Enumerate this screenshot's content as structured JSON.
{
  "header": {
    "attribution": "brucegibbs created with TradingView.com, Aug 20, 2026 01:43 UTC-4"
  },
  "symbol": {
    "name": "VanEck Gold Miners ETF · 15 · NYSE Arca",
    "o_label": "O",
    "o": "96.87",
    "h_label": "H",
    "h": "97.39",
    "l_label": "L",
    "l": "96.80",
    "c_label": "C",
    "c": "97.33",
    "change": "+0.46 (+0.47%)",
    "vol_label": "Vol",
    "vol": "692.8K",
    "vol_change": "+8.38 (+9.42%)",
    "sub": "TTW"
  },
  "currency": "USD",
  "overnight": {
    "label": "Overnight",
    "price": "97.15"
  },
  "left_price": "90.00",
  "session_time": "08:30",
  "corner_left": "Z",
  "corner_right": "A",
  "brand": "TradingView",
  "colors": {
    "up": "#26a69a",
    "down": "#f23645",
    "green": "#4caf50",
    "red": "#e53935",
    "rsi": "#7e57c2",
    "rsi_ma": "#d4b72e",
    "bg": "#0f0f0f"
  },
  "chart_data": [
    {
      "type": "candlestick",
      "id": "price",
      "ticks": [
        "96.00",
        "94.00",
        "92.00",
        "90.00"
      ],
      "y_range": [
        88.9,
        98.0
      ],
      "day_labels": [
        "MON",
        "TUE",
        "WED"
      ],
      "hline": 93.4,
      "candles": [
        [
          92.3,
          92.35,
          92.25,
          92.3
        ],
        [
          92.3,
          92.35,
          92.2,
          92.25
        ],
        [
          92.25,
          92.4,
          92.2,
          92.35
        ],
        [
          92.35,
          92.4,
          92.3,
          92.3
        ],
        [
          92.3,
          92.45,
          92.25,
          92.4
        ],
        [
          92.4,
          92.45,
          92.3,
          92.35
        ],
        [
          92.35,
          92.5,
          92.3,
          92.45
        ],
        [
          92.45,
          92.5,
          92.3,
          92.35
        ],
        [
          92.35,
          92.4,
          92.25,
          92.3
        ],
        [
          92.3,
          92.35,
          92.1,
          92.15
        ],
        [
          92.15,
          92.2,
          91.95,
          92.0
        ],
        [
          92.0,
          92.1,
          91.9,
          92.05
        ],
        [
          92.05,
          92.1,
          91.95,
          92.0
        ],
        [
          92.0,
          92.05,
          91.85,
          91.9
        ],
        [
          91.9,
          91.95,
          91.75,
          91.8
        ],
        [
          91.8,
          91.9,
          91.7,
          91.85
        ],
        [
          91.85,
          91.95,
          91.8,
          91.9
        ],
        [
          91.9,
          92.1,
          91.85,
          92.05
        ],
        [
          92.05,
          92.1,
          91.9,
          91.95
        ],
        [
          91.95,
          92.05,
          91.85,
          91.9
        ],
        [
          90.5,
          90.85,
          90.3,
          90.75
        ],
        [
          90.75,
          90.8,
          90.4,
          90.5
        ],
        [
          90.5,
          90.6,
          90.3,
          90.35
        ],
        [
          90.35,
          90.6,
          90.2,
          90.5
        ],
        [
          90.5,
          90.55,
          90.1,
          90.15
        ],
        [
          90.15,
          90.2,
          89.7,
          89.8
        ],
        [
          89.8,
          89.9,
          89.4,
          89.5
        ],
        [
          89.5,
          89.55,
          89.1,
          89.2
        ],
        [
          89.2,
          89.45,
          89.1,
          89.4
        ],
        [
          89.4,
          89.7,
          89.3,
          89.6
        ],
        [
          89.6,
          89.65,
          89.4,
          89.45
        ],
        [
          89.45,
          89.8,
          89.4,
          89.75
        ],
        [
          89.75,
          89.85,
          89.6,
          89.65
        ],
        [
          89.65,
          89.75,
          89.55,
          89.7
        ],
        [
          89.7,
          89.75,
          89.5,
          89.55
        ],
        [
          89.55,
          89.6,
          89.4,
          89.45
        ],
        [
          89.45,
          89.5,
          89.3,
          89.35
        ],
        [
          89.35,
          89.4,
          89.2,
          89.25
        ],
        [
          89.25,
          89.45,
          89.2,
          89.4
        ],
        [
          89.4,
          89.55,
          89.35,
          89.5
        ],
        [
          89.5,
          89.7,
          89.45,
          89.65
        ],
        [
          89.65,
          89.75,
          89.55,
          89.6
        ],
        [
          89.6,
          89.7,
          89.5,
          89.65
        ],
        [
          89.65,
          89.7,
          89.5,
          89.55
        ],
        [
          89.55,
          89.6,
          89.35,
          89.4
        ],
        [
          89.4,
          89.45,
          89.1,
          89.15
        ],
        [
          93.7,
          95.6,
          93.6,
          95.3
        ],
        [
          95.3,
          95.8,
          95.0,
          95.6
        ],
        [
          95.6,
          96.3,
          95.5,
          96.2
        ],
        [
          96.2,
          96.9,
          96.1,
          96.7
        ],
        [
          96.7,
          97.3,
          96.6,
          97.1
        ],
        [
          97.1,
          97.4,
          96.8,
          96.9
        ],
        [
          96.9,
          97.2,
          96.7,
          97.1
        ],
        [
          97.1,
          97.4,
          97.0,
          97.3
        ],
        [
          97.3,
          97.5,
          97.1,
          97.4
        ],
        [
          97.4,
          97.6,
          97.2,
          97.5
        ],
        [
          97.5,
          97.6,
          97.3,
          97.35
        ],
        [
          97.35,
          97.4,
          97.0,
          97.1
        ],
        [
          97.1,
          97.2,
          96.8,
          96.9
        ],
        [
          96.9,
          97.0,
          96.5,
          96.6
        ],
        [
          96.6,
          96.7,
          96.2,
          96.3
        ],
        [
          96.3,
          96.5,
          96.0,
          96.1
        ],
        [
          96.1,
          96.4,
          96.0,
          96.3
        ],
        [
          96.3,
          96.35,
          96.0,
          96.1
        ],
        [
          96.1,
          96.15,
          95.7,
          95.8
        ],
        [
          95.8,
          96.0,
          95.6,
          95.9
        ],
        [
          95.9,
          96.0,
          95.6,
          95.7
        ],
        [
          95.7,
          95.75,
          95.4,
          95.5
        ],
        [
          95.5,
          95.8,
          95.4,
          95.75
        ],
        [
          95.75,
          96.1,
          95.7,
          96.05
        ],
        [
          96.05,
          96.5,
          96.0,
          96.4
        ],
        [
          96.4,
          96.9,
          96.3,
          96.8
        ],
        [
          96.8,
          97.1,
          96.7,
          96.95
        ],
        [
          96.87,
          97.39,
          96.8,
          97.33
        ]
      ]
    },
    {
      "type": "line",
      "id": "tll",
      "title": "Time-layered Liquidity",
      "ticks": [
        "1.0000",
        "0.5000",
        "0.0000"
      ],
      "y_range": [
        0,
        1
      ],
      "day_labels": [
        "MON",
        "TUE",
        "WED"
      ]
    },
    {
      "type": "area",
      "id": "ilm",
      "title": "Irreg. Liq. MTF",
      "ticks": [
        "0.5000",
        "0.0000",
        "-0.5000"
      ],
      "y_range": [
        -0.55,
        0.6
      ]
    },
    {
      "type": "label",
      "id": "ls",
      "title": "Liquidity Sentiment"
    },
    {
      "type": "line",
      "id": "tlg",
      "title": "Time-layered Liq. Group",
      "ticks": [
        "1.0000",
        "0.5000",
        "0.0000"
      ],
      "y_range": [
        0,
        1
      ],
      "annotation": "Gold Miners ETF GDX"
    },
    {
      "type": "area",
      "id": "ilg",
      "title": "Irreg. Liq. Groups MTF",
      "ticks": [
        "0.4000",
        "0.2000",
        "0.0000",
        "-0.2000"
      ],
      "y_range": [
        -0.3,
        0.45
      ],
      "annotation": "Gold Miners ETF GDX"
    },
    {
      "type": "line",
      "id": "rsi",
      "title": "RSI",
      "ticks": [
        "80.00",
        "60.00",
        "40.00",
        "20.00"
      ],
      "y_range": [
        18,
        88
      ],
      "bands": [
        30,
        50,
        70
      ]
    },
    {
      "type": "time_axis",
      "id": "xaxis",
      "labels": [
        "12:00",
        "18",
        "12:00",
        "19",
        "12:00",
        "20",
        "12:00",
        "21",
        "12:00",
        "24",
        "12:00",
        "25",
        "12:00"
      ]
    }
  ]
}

☆ ☆ ☆ ☆ ☆ ☆ ☆

From the listing above, copy out each line where the word "layered" appears.

      "title": "Time-layered Liquidity",
      "title": "Time-layered Liq. Group",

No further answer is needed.